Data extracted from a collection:
####

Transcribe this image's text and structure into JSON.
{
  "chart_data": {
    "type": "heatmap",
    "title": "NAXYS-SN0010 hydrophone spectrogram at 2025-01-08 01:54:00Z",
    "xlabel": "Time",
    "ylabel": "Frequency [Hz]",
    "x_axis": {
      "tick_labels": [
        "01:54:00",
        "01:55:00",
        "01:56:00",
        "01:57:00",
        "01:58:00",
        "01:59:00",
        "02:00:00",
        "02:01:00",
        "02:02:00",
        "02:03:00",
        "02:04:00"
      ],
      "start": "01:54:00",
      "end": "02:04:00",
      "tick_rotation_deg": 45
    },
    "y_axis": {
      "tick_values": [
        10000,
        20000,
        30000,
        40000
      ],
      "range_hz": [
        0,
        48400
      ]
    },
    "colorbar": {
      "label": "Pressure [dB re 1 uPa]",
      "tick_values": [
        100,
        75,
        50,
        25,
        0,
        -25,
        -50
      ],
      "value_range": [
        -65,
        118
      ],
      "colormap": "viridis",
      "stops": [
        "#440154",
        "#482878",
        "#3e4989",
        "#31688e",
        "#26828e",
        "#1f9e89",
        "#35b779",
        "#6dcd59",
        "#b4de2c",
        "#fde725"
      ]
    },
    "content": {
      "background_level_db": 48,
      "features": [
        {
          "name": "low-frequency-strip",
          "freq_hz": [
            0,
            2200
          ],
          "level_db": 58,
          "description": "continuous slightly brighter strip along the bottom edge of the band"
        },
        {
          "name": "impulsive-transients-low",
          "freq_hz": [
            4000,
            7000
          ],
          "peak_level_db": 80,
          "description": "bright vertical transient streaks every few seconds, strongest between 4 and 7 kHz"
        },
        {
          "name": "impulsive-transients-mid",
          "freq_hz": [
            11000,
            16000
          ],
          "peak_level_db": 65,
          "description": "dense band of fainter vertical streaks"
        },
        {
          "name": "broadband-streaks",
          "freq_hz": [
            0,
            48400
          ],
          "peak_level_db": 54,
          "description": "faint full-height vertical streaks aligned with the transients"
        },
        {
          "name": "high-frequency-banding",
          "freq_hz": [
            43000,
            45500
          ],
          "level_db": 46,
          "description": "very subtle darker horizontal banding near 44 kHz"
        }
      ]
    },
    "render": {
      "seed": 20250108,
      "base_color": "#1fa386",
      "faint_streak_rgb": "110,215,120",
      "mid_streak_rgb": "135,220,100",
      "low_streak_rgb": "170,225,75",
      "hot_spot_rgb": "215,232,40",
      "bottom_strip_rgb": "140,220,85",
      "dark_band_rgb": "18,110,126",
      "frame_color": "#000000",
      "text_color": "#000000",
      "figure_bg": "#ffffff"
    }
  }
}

####

[Problem to solve] Retype the material above, line by line, exactly.

[Complete output]
Transcribe this image's text and structure into JSON.
{
  "chart_data": {
    "type": "heatmap",
    "title": "NAXYS-SN0010 hydrophone spectrogram at 2025-01-08 01:54:00Z",
    "xlabel": "Time",
    "ylabel": "Frequency [Hz]",
    "x_axis": {
      "tick_labels": [
        "01:54:00",
        "01:55:00",
        "01:56:00",
        "01:57:00",
        "01:58:00",
        "01:59:00",
        "02:00:00",
        "02:01:00",
        "02:02:00",
        "02:03:00",
        "02:04:00"
      ],
      "start": "01:54:00",
      "end": "02:04:00",
      "tick_rotation_deg": 45
    },
    "y_axis": {
      "tick_values": [
        10000,
        20000,
        30000,
        40000
      ],
      "range_hz": [
        0,
        48400
      ]
    },
    "colorbar": {
      "label": "Pressure [dB re 1 uPa]",
      "tick_values": [
        100,
        75,
        50,
        25,
        0,
        -25,
        -50
      ],
      "value_range": [
        -65,
        118
      ],
      "colormap": "viridis",
      "stops": [
        "#440154",
        "#482878",
        "#3e4989",
        "#31688e",
        "#26828e",
        "#1f9e89",
        "#35b779",
        "#6dcd59",
        "#b4de2c",
        "#fde725"
      ]
    },
    "content": {
      "background_level_db": 48,
      "features": [
        {
          "name": "low-frequency-strip",
          "freq_hz": [
            0,
            2200
          ],
          "level_db": 58,
          "description": "continuous slightly brighter strip along the bottom edge of the band"
        },
        {
          "name": "impulsive-transients-low",
          "freq_hz": [
            4000,
            7000
          ],
          "peak_level_db": 80,
          "description": "bright vertical transient streaks every few seconds, strongest between 4 and 7 kHz"
        },
        {
          "name": "impulsive-transients-mid",
          "freq_hz": [
            11000,
            16000
          ],
          "peak_level_db": 65,
          "description": "dense band of fainter vertical streaks"
        },
        {
          "name": "broadband-streaks",
          "freq_hz": [
            0,
            48400
          ],
          "peak_level_db": 54,
          "description": "faint full-height vertical streaks aligned with the transients"
        },
        {
          "name": "high-frequency-banding",
          "freq_hz": [
            43000,
            45500
          ],
          "level_db": 46,
          "description": "very subtle darker horizontal banding near 44 kHz"
        }
      ]
    },
    "render": {
      "seed": 20250108,
      "base_color": "#1fa386",
      "faint_streak_rgb": "110,215,120",
      "mid_streak_rgb": "135,220,100",
      "low_streak_rgb": "170,225,75",
      "hot_spot_rgb": "215,232,40",
      "bottom_strip_rgb": "140,220,85",
      "dark_band_rgb": "18,110,126",
      "frame_color": "#000000",
      "text_color": "#000000",
      "figure_bg": "#ffffff"
    }
  }
}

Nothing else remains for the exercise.